**** PASSAGE TO READ
Every Ugly Word by Aimee L. Salter




When seventeen-year-old Ashley Watson walks through the halls of her high school, bullies taunt and shove her. She can't go a day without fighting with her mother. And no matter how hard she tries, she can't make her best friend, Matt, fall in love with her. But Ashley also has something no one else does: a literal glimpse into the future. When Ashley looks into the mirror, she can see her twenty-three-year-old self.
Her older self has been through it all already--she endured the bullying, survived the heartbreak, and heard every ugly word her classmates threw at her. But her older self is also keeping a dark secret: Something terrible is about to happen to Ashley. Something that will change her life forever. Something even her older self is powerless to stop.

Wow....so I finished this book a few weeks ago. And I'm still having trouble putting my thoughts into words. I'd like to start off by saying that I think if I had read this book BEFORE I became a mother, I might have had a different perspective. It breaks my heart to think of ANY child going through what the main character goes through. Since I was not a victim of bullying in school, I'm not sure how I would have related to the characters in this book.  I was one of the "middle" kids in school. I wasn't one of the "cool" kids....but I didn't get picked on either. I had plenty of friends but also still felt left out at times.
I think I had a pretty normal high school experience.
But that's not the case for every kid.
********
**** DATA ENTRIES
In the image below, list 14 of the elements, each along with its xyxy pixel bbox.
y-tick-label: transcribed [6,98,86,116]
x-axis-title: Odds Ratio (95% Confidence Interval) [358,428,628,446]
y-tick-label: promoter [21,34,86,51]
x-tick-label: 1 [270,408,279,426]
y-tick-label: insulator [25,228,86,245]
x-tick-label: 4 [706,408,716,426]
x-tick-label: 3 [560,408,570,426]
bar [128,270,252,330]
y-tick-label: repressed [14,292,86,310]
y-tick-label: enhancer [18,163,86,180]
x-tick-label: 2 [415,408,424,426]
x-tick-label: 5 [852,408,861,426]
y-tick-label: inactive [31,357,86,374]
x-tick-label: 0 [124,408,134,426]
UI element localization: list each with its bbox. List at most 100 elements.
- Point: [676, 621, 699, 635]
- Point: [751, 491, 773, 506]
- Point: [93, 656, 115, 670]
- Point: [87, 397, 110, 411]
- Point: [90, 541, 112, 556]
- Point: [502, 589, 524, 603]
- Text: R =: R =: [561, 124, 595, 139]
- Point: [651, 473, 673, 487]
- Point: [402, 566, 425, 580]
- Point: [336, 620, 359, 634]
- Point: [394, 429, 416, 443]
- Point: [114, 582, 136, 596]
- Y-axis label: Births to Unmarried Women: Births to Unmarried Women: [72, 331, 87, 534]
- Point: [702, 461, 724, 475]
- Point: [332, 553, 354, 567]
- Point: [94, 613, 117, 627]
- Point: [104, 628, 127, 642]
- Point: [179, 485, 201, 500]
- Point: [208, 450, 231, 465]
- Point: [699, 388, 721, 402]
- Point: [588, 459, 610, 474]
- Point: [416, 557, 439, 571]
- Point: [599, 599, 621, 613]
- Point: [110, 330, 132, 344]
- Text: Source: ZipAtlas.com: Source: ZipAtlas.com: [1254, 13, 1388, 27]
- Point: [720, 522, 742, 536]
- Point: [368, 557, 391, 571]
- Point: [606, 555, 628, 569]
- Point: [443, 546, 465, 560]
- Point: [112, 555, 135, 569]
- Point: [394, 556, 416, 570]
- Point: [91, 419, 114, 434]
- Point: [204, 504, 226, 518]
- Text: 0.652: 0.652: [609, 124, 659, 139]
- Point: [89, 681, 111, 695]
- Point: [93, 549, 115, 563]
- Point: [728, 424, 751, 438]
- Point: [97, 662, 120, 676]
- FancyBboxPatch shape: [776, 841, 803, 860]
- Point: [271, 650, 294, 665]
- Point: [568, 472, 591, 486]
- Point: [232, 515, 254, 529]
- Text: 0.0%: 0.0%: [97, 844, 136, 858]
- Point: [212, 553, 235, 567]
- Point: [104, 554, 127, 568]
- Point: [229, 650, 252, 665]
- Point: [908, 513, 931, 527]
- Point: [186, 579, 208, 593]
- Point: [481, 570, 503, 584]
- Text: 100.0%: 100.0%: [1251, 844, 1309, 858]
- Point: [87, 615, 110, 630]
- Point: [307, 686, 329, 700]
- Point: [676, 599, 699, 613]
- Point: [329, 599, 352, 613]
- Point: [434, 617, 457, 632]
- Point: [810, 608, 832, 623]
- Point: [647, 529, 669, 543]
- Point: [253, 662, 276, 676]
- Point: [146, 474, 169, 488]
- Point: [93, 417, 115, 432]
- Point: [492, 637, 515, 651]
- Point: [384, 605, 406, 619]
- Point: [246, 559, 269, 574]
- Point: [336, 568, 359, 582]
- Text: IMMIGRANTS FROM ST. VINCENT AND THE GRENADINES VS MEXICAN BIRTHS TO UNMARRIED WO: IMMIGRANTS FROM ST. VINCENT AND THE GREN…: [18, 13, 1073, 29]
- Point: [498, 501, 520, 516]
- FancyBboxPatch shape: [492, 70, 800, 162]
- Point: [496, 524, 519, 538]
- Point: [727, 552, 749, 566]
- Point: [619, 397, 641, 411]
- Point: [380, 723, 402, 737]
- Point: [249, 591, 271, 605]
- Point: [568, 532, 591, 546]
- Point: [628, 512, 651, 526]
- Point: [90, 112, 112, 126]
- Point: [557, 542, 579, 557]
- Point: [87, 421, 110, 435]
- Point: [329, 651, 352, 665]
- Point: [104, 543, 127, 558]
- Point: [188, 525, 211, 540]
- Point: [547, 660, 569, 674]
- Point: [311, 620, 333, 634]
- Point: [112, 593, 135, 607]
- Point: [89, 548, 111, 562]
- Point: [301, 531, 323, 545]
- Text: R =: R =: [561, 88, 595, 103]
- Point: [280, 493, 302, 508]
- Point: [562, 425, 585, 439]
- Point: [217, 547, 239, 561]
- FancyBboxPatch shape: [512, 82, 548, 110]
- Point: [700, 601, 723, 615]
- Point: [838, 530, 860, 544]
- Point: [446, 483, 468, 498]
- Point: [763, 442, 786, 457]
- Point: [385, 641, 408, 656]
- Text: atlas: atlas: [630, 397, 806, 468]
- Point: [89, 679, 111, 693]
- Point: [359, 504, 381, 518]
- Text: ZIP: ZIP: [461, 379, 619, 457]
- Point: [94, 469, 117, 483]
********
* _PROMPT_
Repeat word for word the passage from the text about the novel Every Ugly Word, starting with "Wow....so I finished" and going on through "high school experience.".

* _RIGHT ANSWER_
Wow....so I finished this book a few weeks ago. And I'm still having trouble putting my thoughts into words. I'd like to start off by saying that I think if I had read this book BEFORE I became a mother, I might have had a different perspective. It breaks my heart to think of ANY child going through what the main character goes through. Since I was not a victim of bullying in school, I'm not sure how I would have related to the characters in this book.  I was one of the "middle" kids in school. I wasn't one of the "cool" kids....but I didn't get picked on either. I had plenty of friends but also still felt left out at times.
I think I had a pretty normal high school experience.